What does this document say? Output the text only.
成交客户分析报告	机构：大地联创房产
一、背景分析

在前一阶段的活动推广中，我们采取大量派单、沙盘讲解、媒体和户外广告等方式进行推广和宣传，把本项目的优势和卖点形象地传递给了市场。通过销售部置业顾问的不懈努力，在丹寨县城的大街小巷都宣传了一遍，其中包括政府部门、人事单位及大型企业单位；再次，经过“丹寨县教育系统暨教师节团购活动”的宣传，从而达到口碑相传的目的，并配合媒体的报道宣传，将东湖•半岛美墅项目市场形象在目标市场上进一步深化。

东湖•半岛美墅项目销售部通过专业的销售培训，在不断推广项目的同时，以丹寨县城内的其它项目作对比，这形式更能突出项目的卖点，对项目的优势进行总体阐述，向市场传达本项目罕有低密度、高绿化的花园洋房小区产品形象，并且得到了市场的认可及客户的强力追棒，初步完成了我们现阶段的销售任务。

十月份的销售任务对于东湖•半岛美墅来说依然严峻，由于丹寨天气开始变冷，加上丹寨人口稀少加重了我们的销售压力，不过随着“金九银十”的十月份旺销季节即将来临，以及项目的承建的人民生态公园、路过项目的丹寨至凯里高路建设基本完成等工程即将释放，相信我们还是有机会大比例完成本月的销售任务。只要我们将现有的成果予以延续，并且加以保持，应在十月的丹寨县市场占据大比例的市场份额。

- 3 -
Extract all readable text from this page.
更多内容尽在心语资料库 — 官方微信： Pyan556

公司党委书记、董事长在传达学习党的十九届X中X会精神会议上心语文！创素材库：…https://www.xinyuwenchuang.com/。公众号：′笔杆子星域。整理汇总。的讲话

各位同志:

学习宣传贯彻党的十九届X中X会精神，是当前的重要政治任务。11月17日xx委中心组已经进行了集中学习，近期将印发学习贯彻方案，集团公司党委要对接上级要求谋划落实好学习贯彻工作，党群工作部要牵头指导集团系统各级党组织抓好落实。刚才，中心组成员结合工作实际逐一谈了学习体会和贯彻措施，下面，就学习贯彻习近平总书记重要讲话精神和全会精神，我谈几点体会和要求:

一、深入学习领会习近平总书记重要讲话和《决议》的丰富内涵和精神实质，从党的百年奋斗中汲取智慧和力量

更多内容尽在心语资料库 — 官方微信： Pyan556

+===+

Only the number is needed: state how many lines in the listing contain "this".

• **Answer for the task**: 2